▶ **指示 1**: 一覧の中で、文字列「index」を含む行の数を答えてください。数字だけを書いてください。

ベテラン担当の抵抗

長年同じ顧客を担当してきたベテラン営業パーソンが、担当変更に強く抵抗するケースがあります。売上が伸びている場合は同じ担当でも問題ありませんが、売上減少の場合は、そうはいきません。担当変更に反対している人が挽回策を考えている場合は、同じ担当を継続することも選択肢のうちのひとつ。しかし、何の策もなく、単に抵抗している場合は、他の選択肢を考える機会になってしまいます。

問題点は

今回のケースでは、以下のような問題点が浮かび上がってきます。

  • ベテラン営業が自身の担当領域を「聖域」化
  • 部分最適(自身の仕事内容継続)しか考えていない
  • 事業部全体の利益を考慮していない(視野に入っていない)
  • 新しいメンバーの活用を拒んでいる(経験不足で担当を渡せない)
  • 以前は人員増加を要求していたにも関わらず、実際に増員されると自分が楽になる方向しか考えない

対応策

このような状況は、事業部全体の成長を阻害する可能性があります。全体最適から遠くなっていくのです。ベテラン営業の経験や顧客との関係性は貴重ですが、それが組織の柔軟性や成長の障害になってはいけません。ここ、ポイントです。判断を見誤ると成長から離れていってしまいます。では、どう対応するのか。対応策としては以下のようなアプローチが考えられます。

▶ **指示 2**: ベテラン営業の担当変更への抵抗を扱った本文抜粋を、一字一句変えずに全文引用してください。

▶ **一覧項目**:
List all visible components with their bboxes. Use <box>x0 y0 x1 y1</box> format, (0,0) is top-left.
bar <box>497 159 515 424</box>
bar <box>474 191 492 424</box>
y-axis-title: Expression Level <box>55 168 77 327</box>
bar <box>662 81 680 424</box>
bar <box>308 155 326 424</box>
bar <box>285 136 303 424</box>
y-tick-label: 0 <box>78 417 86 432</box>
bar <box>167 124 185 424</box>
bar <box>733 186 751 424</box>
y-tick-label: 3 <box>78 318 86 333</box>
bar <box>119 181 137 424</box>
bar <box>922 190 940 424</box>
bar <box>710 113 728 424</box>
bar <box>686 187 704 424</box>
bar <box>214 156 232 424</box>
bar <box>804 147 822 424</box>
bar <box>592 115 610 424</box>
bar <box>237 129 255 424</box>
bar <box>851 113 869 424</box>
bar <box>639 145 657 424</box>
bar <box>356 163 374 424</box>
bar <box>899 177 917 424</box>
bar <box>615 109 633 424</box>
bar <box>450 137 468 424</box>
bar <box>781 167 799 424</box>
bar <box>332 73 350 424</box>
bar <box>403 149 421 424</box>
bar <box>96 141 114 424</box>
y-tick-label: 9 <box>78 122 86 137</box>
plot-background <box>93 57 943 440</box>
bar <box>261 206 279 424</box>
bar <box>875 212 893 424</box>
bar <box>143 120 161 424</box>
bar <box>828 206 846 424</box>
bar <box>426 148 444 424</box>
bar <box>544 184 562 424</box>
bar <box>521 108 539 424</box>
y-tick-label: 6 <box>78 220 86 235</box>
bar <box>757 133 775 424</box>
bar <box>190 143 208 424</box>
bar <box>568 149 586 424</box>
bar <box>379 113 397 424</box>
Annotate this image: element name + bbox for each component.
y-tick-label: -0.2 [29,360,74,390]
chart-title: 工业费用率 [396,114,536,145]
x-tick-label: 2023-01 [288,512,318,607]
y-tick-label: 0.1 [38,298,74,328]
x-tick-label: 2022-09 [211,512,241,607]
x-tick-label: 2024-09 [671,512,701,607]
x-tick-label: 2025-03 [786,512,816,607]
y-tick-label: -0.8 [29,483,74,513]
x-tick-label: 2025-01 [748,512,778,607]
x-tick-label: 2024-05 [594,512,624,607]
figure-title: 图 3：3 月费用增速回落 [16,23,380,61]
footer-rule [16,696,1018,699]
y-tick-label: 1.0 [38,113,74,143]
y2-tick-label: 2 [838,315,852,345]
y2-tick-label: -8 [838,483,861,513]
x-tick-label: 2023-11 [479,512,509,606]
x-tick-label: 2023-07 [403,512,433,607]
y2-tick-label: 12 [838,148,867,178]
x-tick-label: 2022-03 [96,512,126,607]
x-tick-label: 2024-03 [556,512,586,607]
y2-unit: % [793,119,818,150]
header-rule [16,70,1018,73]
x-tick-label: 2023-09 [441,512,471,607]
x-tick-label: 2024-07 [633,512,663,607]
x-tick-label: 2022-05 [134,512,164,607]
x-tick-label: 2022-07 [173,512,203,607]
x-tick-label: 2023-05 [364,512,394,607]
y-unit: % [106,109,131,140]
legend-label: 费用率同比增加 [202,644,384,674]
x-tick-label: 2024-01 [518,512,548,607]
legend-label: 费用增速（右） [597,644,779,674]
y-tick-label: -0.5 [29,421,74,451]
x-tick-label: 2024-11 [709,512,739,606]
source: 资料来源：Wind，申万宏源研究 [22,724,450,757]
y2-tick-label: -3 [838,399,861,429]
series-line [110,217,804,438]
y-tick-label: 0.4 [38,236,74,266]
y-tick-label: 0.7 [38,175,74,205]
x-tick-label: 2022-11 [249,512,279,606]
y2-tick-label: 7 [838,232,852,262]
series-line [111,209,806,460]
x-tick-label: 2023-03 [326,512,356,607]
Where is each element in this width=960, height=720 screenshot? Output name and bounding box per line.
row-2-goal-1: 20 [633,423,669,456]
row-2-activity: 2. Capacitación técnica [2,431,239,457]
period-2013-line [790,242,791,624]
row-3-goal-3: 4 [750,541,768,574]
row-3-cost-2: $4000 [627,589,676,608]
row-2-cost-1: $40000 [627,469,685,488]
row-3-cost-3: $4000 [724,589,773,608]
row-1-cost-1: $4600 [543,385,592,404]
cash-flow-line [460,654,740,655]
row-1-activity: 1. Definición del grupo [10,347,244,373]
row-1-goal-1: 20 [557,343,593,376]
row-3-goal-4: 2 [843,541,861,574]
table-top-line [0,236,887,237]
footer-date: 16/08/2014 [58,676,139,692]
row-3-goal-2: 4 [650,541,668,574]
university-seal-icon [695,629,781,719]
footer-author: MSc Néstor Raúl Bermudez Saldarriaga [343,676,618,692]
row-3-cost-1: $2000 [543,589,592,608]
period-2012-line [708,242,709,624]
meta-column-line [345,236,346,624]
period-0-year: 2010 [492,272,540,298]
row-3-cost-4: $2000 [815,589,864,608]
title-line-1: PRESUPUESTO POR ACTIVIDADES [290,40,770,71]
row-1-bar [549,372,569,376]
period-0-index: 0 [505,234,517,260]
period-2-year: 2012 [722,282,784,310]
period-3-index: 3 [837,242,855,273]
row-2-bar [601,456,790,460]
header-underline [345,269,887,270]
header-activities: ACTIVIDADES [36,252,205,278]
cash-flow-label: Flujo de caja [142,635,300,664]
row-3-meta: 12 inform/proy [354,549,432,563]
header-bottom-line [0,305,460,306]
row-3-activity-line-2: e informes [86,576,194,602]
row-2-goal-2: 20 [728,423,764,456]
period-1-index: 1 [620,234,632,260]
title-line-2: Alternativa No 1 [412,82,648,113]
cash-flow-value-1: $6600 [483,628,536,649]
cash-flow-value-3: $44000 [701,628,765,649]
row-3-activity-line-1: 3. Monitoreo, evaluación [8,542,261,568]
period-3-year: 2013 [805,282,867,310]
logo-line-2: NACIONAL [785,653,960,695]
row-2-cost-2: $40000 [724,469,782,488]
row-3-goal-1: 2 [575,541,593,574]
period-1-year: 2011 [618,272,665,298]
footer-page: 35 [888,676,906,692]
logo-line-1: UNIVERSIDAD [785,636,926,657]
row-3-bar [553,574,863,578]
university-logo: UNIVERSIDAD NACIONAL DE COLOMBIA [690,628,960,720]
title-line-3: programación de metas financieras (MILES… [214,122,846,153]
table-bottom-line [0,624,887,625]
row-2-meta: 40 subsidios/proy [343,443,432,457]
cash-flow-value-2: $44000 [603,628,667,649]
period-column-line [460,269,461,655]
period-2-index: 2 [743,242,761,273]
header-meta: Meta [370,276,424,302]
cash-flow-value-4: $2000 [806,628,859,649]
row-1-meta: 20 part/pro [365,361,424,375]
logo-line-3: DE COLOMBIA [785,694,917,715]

==

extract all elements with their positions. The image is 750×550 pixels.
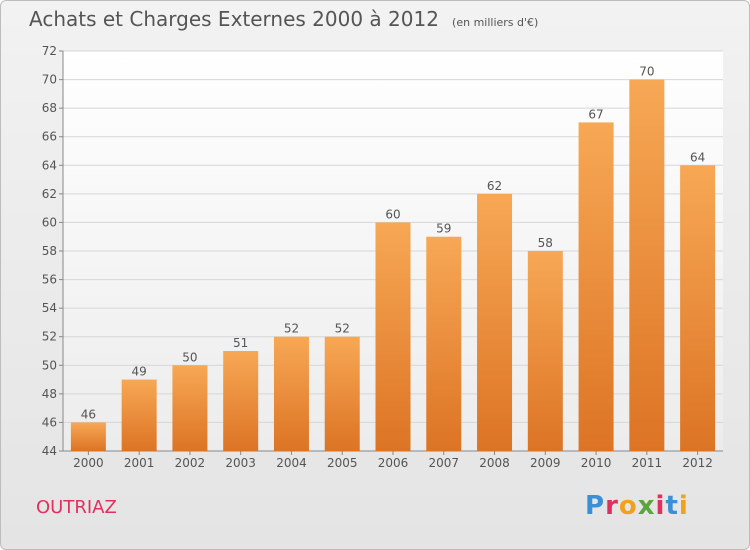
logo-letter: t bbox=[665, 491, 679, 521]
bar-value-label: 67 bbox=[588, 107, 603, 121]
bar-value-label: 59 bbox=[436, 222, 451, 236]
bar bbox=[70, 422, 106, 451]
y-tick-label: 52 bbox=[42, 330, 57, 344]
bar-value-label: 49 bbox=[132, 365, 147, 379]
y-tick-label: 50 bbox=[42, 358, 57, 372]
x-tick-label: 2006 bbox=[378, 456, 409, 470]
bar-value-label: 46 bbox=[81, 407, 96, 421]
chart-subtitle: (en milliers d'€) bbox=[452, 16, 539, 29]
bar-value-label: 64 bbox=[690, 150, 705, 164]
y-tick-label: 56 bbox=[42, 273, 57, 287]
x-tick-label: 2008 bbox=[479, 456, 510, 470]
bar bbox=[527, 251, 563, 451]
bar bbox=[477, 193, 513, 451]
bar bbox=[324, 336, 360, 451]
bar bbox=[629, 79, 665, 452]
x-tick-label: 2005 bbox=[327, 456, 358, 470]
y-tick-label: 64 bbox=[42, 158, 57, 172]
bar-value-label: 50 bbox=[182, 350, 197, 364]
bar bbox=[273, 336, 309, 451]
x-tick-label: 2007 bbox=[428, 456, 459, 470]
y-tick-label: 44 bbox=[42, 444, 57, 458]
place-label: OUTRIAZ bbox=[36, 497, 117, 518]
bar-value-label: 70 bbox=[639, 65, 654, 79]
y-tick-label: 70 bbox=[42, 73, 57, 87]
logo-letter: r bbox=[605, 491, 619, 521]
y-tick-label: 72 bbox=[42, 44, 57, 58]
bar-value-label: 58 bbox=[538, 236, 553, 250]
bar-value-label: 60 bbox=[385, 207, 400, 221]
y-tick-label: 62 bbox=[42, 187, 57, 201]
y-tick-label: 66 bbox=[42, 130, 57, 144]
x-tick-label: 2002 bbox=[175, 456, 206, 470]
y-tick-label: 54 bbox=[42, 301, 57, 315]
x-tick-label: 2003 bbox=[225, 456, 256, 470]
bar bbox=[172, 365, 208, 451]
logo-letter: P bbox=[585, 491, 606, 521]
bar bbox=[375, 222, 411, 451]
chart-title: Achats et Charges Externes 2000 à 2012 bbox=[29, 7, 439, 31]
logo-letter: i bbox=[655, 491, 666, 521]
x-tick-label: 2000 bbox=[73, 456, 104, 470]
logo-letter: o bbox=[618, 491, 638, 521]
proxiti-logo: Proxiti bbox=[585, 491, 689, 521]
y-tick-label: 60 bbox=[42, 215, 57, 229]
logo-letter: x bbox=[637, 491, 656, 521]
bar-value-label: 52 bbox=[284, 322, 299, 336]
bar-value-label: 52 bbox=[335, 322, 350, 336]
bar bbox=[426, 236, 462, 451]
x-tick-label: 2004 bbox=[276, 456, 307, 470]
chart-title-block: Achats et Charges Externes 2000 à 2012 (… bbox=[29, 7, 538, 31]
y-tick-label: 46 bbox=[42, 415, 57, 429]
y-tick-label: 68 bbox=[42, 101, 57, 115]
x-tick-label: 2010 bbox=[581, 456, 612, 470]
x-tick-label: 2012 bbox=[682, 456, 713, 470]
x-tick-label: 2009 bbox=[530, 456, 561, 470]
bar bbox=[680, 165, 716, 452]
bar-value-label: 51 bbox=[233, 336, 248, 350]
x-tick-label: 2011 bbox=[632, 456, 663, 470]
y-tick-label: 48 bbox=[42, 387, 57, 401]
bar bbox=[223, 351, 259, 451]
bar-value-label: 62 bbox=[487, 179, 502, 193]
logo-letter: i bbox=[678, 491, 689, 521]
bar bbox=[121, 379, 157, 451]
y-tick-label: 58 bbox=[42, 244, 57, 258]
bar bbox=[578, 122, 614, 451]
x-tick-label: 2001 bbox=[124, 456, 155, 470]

▶ **解答 1**: 4

▶ **解答 2**:
ベテラン担当の抵抗

長年同じ顧客を担当してきたベテラン営業パーソンが、担当変更に強く抵抗するケースがあります。売上が伸びている場合は同じ担当でも問題ありませんが、売上減少の場合は、そうはいきません。担当変更に反対している人が挽回策を考えている場合は、同じ担当を継続することも選択肢のうちのひとつ。しかし、何の策もなく、単に抵抗している場合は、他の選択肢を考える機会になってしまいます。

問題点は

今回のケースでは、以下のような問題点が浮かび上がってきます。

  • ベテラン営業が自身の担当領域を「聖域」化
  • 部分最適(自身の仕事内容継続)しか考えていない
  • 事業部全体の利益を考慮していない(視野に入っていない)
  • 新しいメンバーの活用を拒んでいる(経験不足で担当を渡せない)
  • 以前は人員増加を要求していたにも関わらず、実際に増員されると自分が楽になる方向しか考えない

対応策

このような状況は、事業部全体の成長を阻害する可能性があります。全体最適から遠くなっていくのです。ベテラン営業の経験や顧客との関係性は貴重ですが、それが組織の柔軟性や成長の障害になってはいけません。ここ、ポイントです。判断を見誤ると成長から離れていってしまいます。では、どう対応するのか。対応策としては以下のようなアプローチが考えられます。